**LISTED ENTRIES:**
——————
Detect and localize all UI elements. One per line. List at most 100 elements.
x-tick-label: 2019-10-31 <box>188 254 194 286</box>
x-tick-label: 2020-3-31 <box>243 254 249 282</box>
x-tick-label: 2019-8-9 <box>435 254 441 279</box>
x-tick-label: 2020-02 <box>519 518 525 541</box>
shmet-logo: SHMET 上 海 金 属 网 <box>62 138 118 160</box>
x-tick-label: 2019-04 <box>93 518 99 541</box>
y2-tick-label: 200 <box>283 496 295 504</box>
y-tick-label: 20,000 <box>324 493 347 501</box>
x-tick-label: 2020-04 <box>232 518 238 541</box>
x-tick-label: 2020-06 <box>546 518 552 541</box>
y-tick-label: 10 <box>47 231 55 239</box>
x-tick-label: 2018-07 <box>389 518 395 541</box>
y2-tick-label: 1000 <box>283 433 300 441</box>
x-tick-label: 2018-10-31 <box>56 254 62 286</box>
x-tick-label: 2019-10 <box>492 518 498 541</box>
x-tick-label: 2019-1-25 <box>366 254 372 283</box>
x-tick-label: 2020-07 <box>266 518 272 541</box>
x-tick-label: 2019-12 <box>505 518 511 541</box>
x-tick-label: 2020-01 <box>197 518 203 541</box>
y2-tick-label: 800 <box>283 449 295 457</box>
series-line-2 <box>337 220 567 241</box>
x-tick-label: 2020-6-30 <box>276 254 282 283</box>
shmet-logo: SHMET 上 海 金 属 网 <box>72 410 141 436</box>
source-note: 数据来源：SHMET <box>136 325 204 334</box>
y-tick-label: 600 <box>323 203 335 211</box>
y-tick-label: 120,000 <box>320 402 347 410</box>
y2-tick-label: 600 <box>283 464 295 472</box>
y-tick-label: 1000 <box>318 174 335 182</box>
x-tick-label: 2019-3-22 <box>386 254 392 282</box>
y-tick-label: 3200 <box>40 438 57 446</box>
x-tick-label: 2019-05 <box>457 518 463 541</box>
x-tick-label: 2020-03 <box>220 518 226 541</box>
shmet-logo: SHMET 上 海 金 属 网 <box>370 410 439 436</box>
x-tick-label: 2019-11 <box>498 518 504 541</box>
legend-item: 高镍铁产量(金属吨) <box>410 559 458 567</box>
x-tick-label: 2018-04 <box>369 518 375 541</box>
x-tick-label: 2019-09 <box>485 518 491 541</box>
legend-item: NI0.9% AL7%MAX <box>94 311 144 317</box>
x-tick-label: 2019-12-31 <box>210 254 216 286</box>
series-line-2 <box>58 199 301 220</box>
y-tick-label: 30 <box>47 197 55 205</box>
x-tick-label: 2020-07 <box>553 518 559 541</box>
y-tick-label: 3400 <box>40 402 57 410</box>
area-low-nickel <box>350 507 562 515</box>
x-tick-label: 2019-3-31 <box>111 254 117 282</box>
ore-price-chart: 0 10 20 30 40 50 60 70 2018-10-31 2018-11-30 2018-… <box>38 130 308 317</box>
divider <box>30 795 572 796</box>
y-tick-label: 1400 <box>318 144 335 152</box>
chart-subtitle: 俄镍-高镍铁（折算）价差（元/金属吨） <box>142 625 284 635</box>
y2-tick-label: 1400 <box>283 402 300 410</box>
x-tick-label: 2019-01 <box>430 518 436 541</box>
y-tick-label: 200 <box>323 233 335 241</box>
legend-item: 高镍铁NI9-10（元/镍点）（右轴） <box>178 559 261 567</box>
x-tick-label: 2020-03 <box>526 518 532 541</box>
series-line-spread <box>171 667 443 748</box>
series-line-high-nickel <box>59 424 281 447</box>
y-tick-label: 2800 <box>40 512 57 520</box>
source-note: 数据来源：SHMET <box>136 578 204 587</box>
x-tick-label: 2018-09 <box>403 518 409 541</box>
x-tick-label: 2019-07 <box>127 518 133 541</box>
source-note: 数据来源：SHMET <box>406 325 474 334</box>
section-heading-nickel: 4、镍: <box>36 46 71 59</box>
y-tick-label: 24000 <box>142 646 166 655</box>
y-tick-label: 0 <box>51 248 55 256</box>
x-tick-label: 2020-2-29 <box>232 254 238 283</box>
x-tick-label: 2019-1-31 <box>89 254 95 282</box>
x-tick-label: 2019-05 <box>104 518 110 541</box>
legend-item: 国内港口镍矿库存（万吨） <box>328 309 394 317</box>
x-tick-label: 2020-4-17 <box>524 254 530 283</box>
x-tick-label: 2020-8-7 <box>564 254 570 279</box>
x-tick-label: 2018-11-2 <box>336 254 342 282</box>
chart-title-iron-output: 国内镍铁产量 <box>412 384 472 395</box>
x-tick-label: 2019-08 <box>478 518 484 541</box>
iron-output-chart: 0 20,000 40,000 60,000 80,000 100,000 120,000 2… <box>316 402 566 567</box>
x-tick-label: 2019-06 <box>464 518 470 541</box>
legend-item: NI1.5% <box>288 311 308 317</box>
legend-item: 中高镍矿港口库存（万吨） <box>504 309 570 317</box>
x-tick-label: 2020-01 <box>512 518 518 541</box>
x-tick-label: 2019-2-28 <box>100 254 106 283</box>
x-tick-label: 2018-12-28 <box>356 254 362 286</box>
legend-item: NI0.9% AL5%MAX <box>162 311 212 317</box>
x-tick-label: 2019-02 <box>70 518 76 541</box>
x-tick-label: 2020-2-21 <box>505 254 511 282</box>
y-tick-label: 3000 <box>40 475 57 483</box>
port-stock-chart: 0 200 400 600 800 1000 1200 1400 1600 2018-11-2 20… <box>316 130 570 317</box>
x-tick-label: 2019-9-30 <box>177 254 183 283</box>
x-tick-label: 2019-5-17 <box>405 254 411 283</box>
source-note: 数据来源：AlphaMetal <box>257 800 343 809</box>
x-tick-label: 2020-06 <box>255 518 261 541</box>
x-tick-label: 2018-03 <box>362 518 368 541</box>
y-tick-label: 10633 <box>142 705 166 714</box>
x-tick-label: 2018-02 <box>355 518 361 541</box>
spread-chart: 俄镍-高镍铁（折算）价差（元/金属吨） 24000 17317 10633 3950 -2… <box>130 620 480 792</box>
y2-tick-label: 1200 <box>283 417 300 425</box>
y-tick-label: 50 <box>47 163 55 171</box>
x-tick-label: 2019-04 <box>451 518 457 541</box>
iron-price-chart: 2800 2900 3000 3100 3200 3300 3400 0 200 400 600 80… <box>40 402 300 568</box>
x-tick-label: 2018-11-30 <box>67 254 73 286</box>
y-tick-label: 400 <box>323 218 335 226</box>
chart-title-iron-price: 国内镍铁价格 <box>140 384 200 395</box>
——————
**STATED EXERCISE:** Reproduce the entries above word for word, line by line, with nothing changed.

**REPLY:**
Detect and localize all UI elements. One per line. List at most 100 elements.
x-tick-label: 2019-10-31 <box>188 254 194 286</box>
x-tick-label: 2020-3-31 <box>243 254 249 282</box>
x-tick-label: 2019-8-9 <box>435 254 441 279</box>
x-tick-label: 2020-02 <box>519 518 525 541</box>
shmet-logo: SHMET 上 海 金 属 网 <box>62 138 118 160</box>
x-tick-label: 2019-04 <box>93 518 99 541</box>
y2-tick-label: 200 <box>283 496 295 504</box>
y-tick-label: 20,000 <box>324 493 347 501</box>
x-tick-label: 2020-04 <box>232 518 238 541</box>
x-tick-label: 2020-06 <box>546 518 552 541</box>
y-tick-label: 10 <box>47 231 55 239</box>
x-tick-label: 2018-07 <box>389 518 395 541</box>
y2-tick-label: 1000 <box>283 433 300 441</box>
x-tick-label: 2018-10-31 <box>56 254 62 286</box>
x-tick-label: 2019-10 <box>492 518 498 541</box>
x-tick-label: 2019-1-25 <box>366 254 372 283</box>
x-tick-label: 2020-07 <box>266 518 272 541</box>
x-tick-label: 2019-12 <box>505 518 511 541</box>
x-tick-label: 2020-01 <box>197 518 203 541</box>
y2-tick-label: 800 <box>283 449 295 457</box>
series-line-2 <box>337 220 567 241</box>
x-tick-label: 2020-6-30 <box>276 254 282 283</box>
shmet-logo: SHMET 上 海 金 属 网 <box>72 410 141 436</box>
source-note: 数据来源：SHMET <box>136 325 204 334</box>
y-tick-label: 600 <box>323 203 335 211</box>
y-tick-label: 120,000 <box>320 402 347 410</box>
y2-tick-label: 600 <box>283 464 295 472</box>
y-tick-label: 1000 <box>318 174 335 182</box>
x-tick-label: 2019-3-22 <box>386 254 392 282</box>
y-tick-label: 3200 <box>40 438 57 446</box>
x-tick-label: 2019-05 <box>457 518 463 541</box>
x-tick-label: 2020-03 <box>220 518 226 541</box>
shmet-logo: SHMET 上 海 金 属 网 <box>370 410 439 436</box>
x-tick-label: 2019-11 <box>498 518 504 541</box>
legend-item: 高镍铁产量(金属吨) <box>410 559 458 567</box>
x-tick-label: 2018-04 <box>369 518 375 541</box>
x-tick-label: 2019-09 <box>485 518 491 541</box>
legend-item: NI0.9% AL7%MAX <box>94 311 144 317</box>
x-tick-label: 2019-12-31 <box>210 254 216 286</box>
series-line-2 <box>58 199 301 220</box>
y-tick-label: 30 <box>47 197 55 205</box>
x-tick-label: 2020-07 <box>553 518 559 541</box>
y-tick-label: 3400 <box>40 402 57 410</box>
area-low-nickel <box>350 507 562 515</box>
x-tick-label: 2019-3-31 <box>111 254 117 282</box>
ore-price-chart: 0 10 20 30 40 50 60 70 2018-10-31 2018-11-30 2018-… <box>38 130 308 317</box>
divider <box>30 795 572 796</box>
y-tick-label: 1400 <box>318 144 335 152</box>
chart-subtitle: 俄镍-高镍铁（折算）价差（元/金属吨） <box>142 625 284 635</box>
y2-tick-label: 1400 <box>283 402 300 410</box>
x-tick-label: 2019-01 <box>430 518 436 541</box>
y-tick-label: 200 <box>323 233 335 241</box>
legend-item: 高镍铁NI9-10（元/镍点）（右轴） <box>178 559 261 567</box>
x-tick-label: 2020-03 <box>526 518 532 541</box>
series-line-spread <box>171 667 443 748</box>
series-line-high-nickel <box>59 424 281 447</box>
y-tick-label: 2800 <box>40 512 57 520</box>
source-note: 数据来源：SHMET <box>136 578 204 587</box>
x-tick-label: 2018-09 <box>403 518 409 541</box>
x-tick-label: 2019-07 <box>127 518 133 541</box>
source-note: 数据来源：SHMET <box>406 325 474 334</box>
section-heading-nickel: 4、镍: <box>36 46 71 59</box>
y-tick-label: 24000 <box>142 646 166 655</box>
y-tick-label: 0 <box>51 248 55 256</box>
x-tick-label: 2020-2-29 <box>232 254 238 283</box>
x-tick-label: 2019-1-31 <box>89 254 95 282</box>
x-tick-label: 2019-05 <box>104 518 110 541</box>
legend-item: 国内港口镍矿库存（万吨） <box>328 309 394 317</box>
x-tick-label: 2020-4-17 <box>524 254 530 283</box>
x-tick-label: 2020-8-7 <box>564 254 570 279</box>
x-tick-label: 2018-11-2 <box>336 254 342 282</box>
chart-title-iron-output: 国内镍铁产量 <box>412 384 472 395</box>
x-tick-label: 2019-08 <box>478 518 484 541</box>
iron-output-chart: 0 20,000 40,000 60,000 80,000 100,000 120,000 2… <box>316 402 566 567</box>
x-tick-label: 2019-06 <box>464 518 470 541</box>
legend-item: NI1.5% <box>288 311 308 317</box>
legend-item: 中高镍矿港口库存（万吨） <box>504 309 570 317</box>
x-tick-label: 2020-01 <box>512 518 518 541</box>
x-tick-label: 2019-2-28 <box>100 254 106 283</box>
x-tick-label: 2018-12-28 <box>356 254 362 286</box>
legend-item: NI0.9% AL5%MAX <box>162 311 212 317</box>
x-tick-label: 2019-02 <box>70 518 76 541</box>
x-tick-label: 2020-2-21 <box>505 254 511 282</box>
y-tick-label: 3000 <box>40 475 57 483</box>
port-stock-chart: 0 200 400 600 800 1000 1200 1400 1600 2018-11-2 20… <box>316 130 570 317</box>
x-tick-label: 2019-9-30 <box>177 254 183 283</box>
x-tick-label: 2019-5-17 <box>405 254 411 283</box>
source-note: 数据来源：AlphaMetal <box>257 800 343 809</box>
x-tick-label: 2020-06 <box>255 518 261 541</box>
x-tick-label: 2018-03 <box>362 518 368 541</box>
y-tick-label: 10633 <box>142 705 166 714</box>
x-tick-label: 2018-02 <box>355 518 361 541</box>
spread-chart: 俄镍-高镍铁（折算）价差（元/金属吨） 24000 17317 10633 3950 -2… <box>130 620 480 792</box>
y2-tick-label: 1200 <box>283 417 300 425</box>
y-tick-label: 50 <box>47 163 55 171</box>
x-tick-label: 2019-04 <box>451 518 457 541</box>
iron-price-chart: 2800 2900 3000 3100 3200 3300 3400 0 200 400 600 80… <box>40 402 300 568</box>
x-tick-label: 2018-11-30 <box>67 254 73 286</box>
y-tick-label: 400 <box>323 218 335 226</box>
chart-title-iron-price: 国内镍铁价格 <box>140 384 200 395</box>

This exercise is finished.